(Collected data)

⟨

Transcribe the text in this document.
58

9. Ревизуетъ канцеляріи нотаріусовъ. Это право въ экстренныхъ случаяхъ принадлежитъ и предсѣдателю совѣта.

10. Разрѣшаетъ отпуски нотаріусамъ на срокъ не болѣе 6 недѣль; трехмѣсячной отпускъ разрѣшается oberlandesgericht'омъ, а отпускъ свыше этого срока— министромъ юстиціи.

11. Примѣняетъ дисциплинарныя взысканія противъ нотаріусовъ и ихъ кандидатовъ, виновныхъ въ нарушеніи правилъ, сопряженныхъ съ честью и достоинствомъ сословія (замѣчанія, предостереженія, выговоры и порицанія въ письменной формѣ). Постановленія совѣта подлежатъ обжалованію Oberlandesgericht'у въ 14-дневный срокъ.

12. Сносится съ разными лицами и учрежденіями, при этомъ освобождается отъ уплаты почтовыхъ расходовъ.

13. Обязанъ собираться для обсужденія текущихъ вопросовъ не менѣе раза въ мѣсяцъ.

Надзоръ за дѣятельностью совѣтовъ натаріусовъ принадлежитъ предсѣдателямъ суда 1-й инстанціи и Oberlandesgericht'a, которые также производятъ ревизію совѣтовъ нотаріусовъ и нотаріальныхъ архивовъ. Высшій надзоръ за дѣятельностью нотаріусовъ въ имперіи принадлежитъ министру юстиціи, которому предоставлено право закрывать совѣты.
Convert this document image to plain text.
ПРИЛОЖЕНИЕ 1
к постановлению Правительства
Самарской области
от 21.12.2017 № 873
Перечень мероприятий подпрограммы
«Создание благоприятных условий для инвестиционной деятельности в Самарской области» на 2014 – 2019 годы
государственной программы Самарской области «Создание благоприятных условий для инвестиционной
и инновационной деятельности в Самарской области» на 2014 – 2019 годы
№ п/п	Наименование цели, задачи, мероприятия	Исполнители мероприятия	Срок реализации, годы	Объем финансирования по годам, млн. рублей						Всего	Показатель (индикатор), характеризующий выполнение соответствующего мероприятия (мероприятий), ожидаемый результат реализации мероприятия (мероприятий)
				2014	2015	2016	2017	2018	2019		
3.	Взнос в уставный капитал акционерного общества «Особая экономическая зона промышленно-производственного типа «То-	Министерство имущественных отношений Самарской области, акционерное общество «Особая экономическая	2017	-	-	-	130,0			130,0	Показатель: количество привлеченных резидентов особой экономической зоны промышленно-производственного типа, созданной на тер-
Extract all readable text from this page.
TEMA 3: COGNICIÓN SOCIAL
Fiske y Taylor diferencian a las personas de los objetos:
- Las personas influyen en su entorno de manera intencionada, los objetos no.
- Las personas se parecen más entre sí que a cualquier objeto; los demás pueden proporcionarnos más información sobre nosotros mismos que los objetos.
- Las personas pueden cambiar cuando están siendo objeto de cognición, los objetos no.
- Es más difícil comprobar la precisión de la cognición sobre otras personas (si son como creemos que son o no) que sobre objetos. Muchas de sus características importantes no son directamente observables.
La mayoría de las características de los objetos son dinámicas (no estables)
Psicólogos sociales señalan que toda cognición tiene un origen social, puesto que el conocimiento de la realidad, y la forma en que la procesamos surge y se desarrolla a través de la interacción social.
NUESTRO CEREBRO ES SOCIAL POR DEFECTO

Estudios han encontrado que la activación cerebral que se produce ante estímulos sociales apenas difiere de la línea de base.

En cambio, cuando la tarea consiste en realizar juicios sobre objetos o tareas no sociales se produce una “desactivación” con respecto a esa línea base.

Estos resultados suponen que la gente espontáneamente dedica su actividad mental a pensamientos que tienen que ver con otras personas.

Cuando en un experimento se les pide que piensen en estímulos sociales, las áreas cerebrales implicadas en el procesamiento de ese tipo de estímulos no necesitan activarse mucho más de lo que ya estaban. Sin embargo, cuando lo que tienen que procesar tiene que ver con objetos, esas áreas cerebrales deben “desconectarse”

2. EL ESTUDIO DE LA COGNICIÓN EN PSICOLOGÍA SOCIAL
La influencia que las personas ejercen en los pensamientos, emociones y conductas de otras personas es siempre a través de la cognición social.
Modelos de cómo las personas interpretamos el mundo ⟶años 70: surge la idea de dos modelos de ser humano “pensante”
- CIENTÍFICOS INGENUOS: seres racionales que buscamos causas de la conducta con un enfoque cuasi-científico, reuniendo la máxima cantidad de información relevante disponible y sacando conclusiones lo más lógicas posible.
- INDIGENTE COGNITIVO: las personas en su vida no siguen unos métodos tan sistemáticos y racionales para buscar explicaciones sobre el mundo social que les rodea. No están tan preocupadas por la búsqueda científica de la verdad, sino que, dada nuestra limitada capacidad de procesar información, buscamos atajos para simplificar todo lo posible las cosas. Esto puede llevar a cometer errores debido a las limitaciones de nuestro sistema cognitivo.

⟩

- **JOB**: Copy out every line in the entries above that holds "условий".

- **OUTPUT**:
«Создание благоприятных условий для инвестиционной деятельности в Самарской области» на 2014 – 2019 годы
государственной программы Самарской области «Создание благоприятных условий для инвестиционной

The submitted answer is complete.